REQUEST 1:
In the stack article, what part of the linked list always represents the top of the stack?
>> begin EXTRACT
The Stack is a fundamental linear data structure that follows the Last-In, First-Out (LIFO) principle. Imagine a stack of plates: you can only add a new plate to the top, and you can only remove the topmost plate. This article will guide you through implementing a Stack in C++ from scratch, leveraging a linked list for dynamic memory management and efficient operations.

Understanding the Stack Data Structure

A stack supports a limited set of operations, primarily push (add an element to the top), pop (remove the top element), peek or top (view the top element without removing it), and isEmpty (check if the stack contains any elements). The LIFO nature makes stacks ideal for scenarios like function call management, expression evaluation, and undo/redo functionalities.

flowchart TD
    Start[Stack Operations]
    Start --> Push(Push Element)
    Push --> Top[Top of Stack]
    Top --> Pop(Pop Element)
    Pop --> Top
    Top --> Peek(Peek Element)
    Peek --> Top
    Top --> IsEmpty{Is Stack Empty?}
    IsEmpty -->|Yes| Empty[Stack is Empty]
    IsEmpty -->|No| NotEmpty[Stack has Elements]

Basic operations and flow of a Stack data structure.

Designing the Stack Class

We'll implement our Stack using a linked list. This approach offers flexibility as the stack can grow or shrink dynamically without a fixed size limit. Each node in our linked list will store a data element and a pointer to the next node. The top of the stack will always be represented by the head of our linked list.

template <typename T>
class Stack {
private:
    struct Node {
        T data;
        Node* next;
        Node(T val) : data(val), next(nullptr) {}
    };
    Node* topNode;

public:
    Stack() : topNode(nullptr) {}
    ~Stack(); // Destructor to free memory

    void push(T val);
    void pop();
    T peek() const;
    bool isEmpty() const;
};

The basic structure of our Stack class and its private Node structure.

Implementing Core Stack Operations

Let's dive into the implementation of each core operation. We'll focus on push, pop, peek, and isEmpty.
>> end EXTRACT
>> begin RECORDS SHOWN
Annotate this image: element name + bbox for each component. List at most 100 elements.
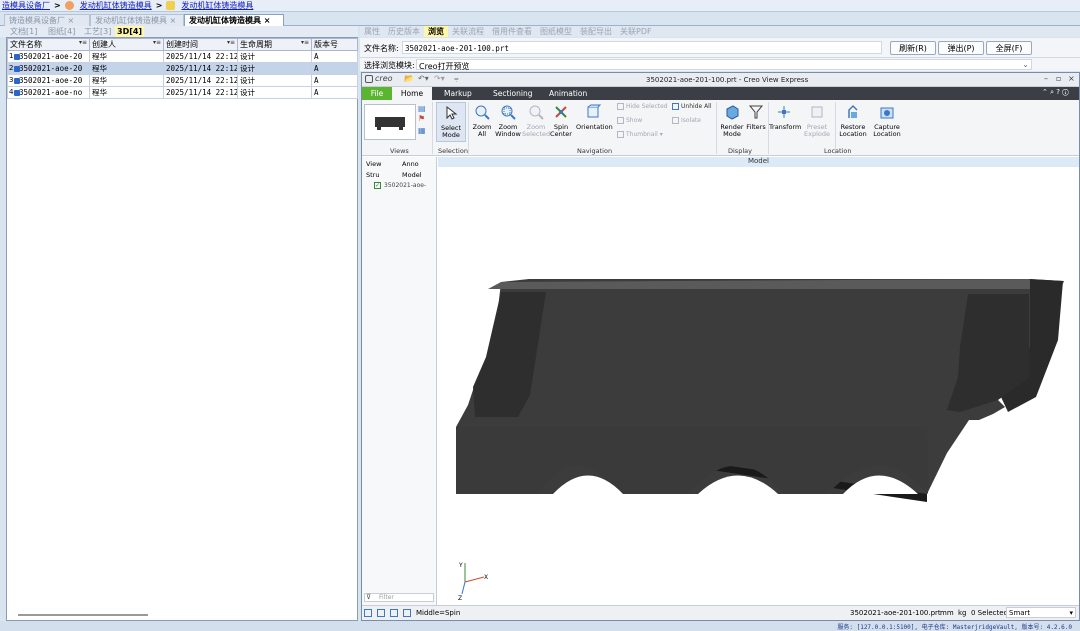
zoom-window-button[interactable]: Zoom Window xyxy=(494,104,522,138)
tab-documents[interactable]: 文档[1] xyxy=(8,26,39,37)
tab-drawing-model[interactable]: 图纸模型 xyxy=(536,26,576,37)
smart-select-dropdown[interactable]: Smart ▾ xyxy=(1006,607,1076,618)
model-view-header: Model xyxy=(438,157,1079,167)
tab-process[interactable]: 工艺[3] xyxy=(82,26,113,37)
tab-borrowed[interactable]: 借用件查看 xyxy=(488,26,536,37)
creo-view-window: creo 📂 ↶▾ ↷▾ ⩦ 3502021-aoe-201-100.prt -… xyxy=(361,72,1080,621)
file-name-cell[interactable]: 4 3502021-aoe-no xyxy=(7,86,90,99)
tab-view[interactable]: View xyxy=(366,160,381,168)
column-header[interactable]: 版本号 xyxy=(311,38,358,51)
zoom-all-button[interactable]: Zoom All xyxy=(470,104,494,138)
zoom-all-icon xyxy=(475,105,490,120)
hide-selected-button[interactable]: Hide Selected xyxy=(617,103,668,110)
open-icon[interactable]: 📂 xyxy=(404,74,414,83)
view-grid-icon[interactable]: ▦ xyxy=(418,126,426,135)
sort-filter-icon[interactable]: ▾≡ xyxy=(301,40,309,47)
top-tab[interactable]: 铸造模具设备厂 × xyxy=(4,14,90,26)
preset-explode-button[interactable]: Preset Explode xyxy=(801,104,833,138)
zoom-selected-button[interactable]: Zoom Selected xyxy=(522,104,550,138)
top-tab[interactable]: 发动机缸体铸造模具 × xyxy=(90,14,184,26)
redo-icon[interactable]: ↷▾ xyxy=(434,74,445,83)
capture-location-button[interactable]: Capture Location xyxy=(870,104,904,138)
tab-model[interactable]: Model xyxy=(402,171,422,179)
view-thumbnail[interactable] xyxy=(364,104,416,140)
popup-button[interactable]: 弹出(P) xyxy=(938,41,984,55)
view-list-icon[interactable]: ▤ xyxy=(418,104,426,113)
sort-filter-icon[interactable]: ▾≡ xyxy=(227,40,235,47)
file-name-cell[interactable]: 3 3502021-aoe-20 xyxy=(7,74,90,87)
table-row-selected[interactable]: 2 3502021-aoe-20 程华 2025/11/14 22:12 设计 A xyxy=(7,62,358,75)
filters-button[interactable]: Filters xyxy=(745,104,767,131)
quick-access-menu-icon[interactable]: ⩦ xyxy=(454,74,459,84)
tab-properties[interactable]: 属性 xyxy=(360,26,384,37)
menu-markup[interactable]: Markup xyxy=(444,87,472,100)
tab-structure[interactable]: Stru xyxy=(366,171,379,179)
menu-animation[interactable]: Animation xyxy=(549,87,587,100)
menu-sectioning[interactable]: Sectioning xyxy=(493,87,532,100)
tab-workflow[interactable]: 关联流程 xyxy=(448,26,488,37)
file-name-cell[interactable]: 1 3502021-aoe-20 xyxy=(7,50,90,63)
select-mode-button[interactable]: Select Mode xyxy=(436,102,466,142)
table-row[interactable]: 1 3502021-aoe-20 程华 2025/11/14 22:12 设计 A xyxy=(7,50,358,63)
layout-icon[interactable] xyxy=(403,609,411,617)
tab-related-pdf[interactable]: 关联PDF xyxy=(616,26,656,37)
top-tab-active[interactable]: 发动机缸体铸造模具 × xyxy=(184,14,284,26)
undo-icon[interactable]: ↶▾ xyxy=(418,74,429,83)
tree-item-part[interactable]: 3502021-aoe- xyxy=(384,182,426,189)
file-name-label: 文件名称: xyxy=(364,44,399,53)
ribbon-collapse-icon[interactable]: ⌃ ⌕ ? ⓘ xyxy=(1042,88,1069,97)
layout-icon[interactable] xyxy=(390,609,398,617)
row-number: 3 xyxy=(9,76,14,84)
column-header[interactable]: 创建时间 ▾≡ xyxy=(163,38,238,51)
close-icon[interactable]: × xyxy=(1068,74,1075,83)
layout-icon[interactable] xyxy=(377,609,385,617)
breadcrumb-item[interactable]: 发动机缸体铸造模具 xyxy=(181,0,253,11)
scrollbar-thumb[interactable] xyxy=(18,614,148,616)
module-select[interactable]: Creo打开预览 ⌄ xyxy=(416,59,1032,71)
axis-label-x: X xyxy=(484,574,488,581)
tab-drawings[interactable]: 图纸[4] xyxy=(46,26,77,37)
menu-home[interactable]: Home xyxy=(392,87,432,100)
isolate-button[interactable]: Isolate xyxy=(672,117,701,124)
table-row[interactable]: 3 3502021-aoe-20 程华 2025/11/14 22:12 设计 A xyxy=(7,74,358,87)
restore-location-button[interactable]: Restore Location xyxy=(837,104,869,138)
version-cell: A xyxy=(311,74,358,87)
visibility-checkbox[interactable]: ✓ xyxy=(374,182,381,189)
file-name-field[interactable]: 3502021-aoe-201-100.prt xyxy=(402,41,882,54)
table-row[interactable]: 4 3502021-aoe-no 程华 2025/11/14 22:12 设计 A xyxy=(7,86,358,99)
tab-3d[interactable]: 3D[4] xyxy=(115,26,145,37)
orientation-button[interactable]: Orientation xyxy=(576,104,613,131)
minimize-icon[interactable]: – xyxy=(1044,74,1048,83)
breadcrumb-item[interactable]: 发动机缸体铸造模具 xyxy=(80,0,152,11)
show-button[interactable]: Show xyxy=(617,117,642,124)
maximize-icon[interactable]: ▫ xyxy=(1056,74,1061,83)
tab-label: 发动机缸体铸造模具 xyxy=(189,16,261,25)
transform-button[interactable]: Transform xyxy=(769,104,801,131)
breadcrumb-item[interactable]: 造模具设备厂 xyxy=(2,0,50,11)
unhide-all-button[interactable]: Unhide All xyxy=(672,103,712,110)
column-header[interactable]: 创建人 ▾≡ xyxy=(89,38,164,51)
column-header[interactable]: 生命周期 ▾≡ xyxy=(237,38,312,51)
column-header[interactable]: 文件名称 ▾≡ xyxy=(7,38,90,51)
refresh-button[interactable]: 刷新(R) xyxy=(890,41,936,55)
menu-file[interactable]: File xyxy=(362,87,392,100)
thumbnail-button[interactable]: Thumbnail ▾ xyxy=(617,131,663,138)
isolate-icon xyxy=(672,117,679,124)
render-mode-button[interactable]: Render Mode xyxy=(718,104,746,138)
spin-center-button[interactable]: Spin Center xyxy=(548,104,574,138)
layout-icon[interactable] xyxy=(364,609,372,617)
tab-assembly-export[interactable]: 装配导出 xyxy=(576,26,616,37)
sort-filter-icon[interactable]: ▾≡ xyxy=(79,40,87,47)
view-flag-icon[interactable]: ⚑ xyxy=(418,114,425,123)
horizontal-scrollbar[interactable] xyxy=(10,612,350,618)
restore-location-icon xyxy=(848,104,858,118)
tab-browse[interactable]: 浏览 xyxy=(424,26,448,37)
file-name-cell[interactable]: 2 3502021-aoe-20 xyxy=(7,62,90,75)
tab-history[interactable]: 历史版本 xyxy=(384,26,424,37)
fullscreen-button[interactable]: 全屏(F) xyxy=(986,41,1032,55)
tree-filter-input[interactable]: Filter xyxy=(364,593,434,602)
stage-cell: 设计 xyxy=(237,74,312,87)
sort-filter-icon[interactable]: ▾≡ xyxy=(153,40,161,47)
3d-viewport[interactable]: Y X Z xyxy=(438,167,1079,605)
tab-annotation[interactable]: Anno xyxy=(402,160,419,168)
>> end RECORDS SHOWN
REQUEST 2:
Put the listing lines from the one containing "zoom-window-button[interactable]: Zoom Window" through the one containing "view-thumbnail[interactable] xyxy=(364,104,416,140)" into a JSON list of strings, one string per line, skipping blank lines.

FINAL ANSWER 1:
The head of the linked list.

FINAL ANSWER 2:
[
  "zoom-window-button[interactable]: Zoom Window xyxy=(494,104,522,138)",
  "tab-documents[interactable]: 文档[1] xyxy=(8,26,39,37)",
  "tab-drawing-model[interactable]: 图纸模型 xyxy=(536,26,576,37)",
  "smart-select-dropdown[interactable]: Smart ▾ xyxy=(1006,607,1076,618)",
  "model-view-header: Model xyxy=(438,157,1079,167)",
  "tab-process[interactable]: 工艺[3] xyxy=(82,26,113,37)",
  "tab-borrowed[interactable]: 借用件查看 xyxy=(488,26,536,37)",
  "creo-view-window: creo 📂 ↶▾ ↷▾ ⩦ 3502021-aoe-201-100.prt -… xyxy=(361,72,1080,621)",
  "file-name-cell[interactable]: 4 3502021-aoe-no xyxy=(7,86,90,99)",
  "tab-view[interactable]: View xyxy=(366,160,381,168)",
  "column-header[interactable]: 版本号 xyxy=(311,38,358,51)",
  "zoom-all-button[interactable]: Zoom All xyxy=(470,104,494,138)",
  "zoom-all-icon xyxy=(475,105,490,120)",
  "hide-selected-button[interactable]: Hide Selected xyxy=(617,103,668,110)",
  "open-icon[interactable]: 📂 xyxy=(404,74,414,83)",
  "view-grid-icon[interactable]: ▦ xyxy=(418,126,426,135)",
  "sort-filter-icon[interactable]: ▾≡ xyxy=(301,40,309,47)",
  "top-tab[interactable]: 铸造模具设备厂 × xyxy=(4,14,90,26)",
  "preset-explode-button[interactable]: Preset Explode xyxy=(801,104,833,138)",
  "zoom-selected-button[interactable]: Zoom Selected xyxy=(522,104,550,138)",
  "top-tab[interactable]: 发动机缸体铸造模具 × xyxy=(90,14,184,26)",
  "redo-icon[interactable]: ↷▾ xyxy=(434,74,445,83)",
  "capture-location-button[interactable]: Capture Location xyxy=(870,104,904,138)",
  "tab-model[interactable]: Model xyxy=(402,171,422,179)",
  "view-thumbnail[interactable] xyxy=(364,104,416,140)"
]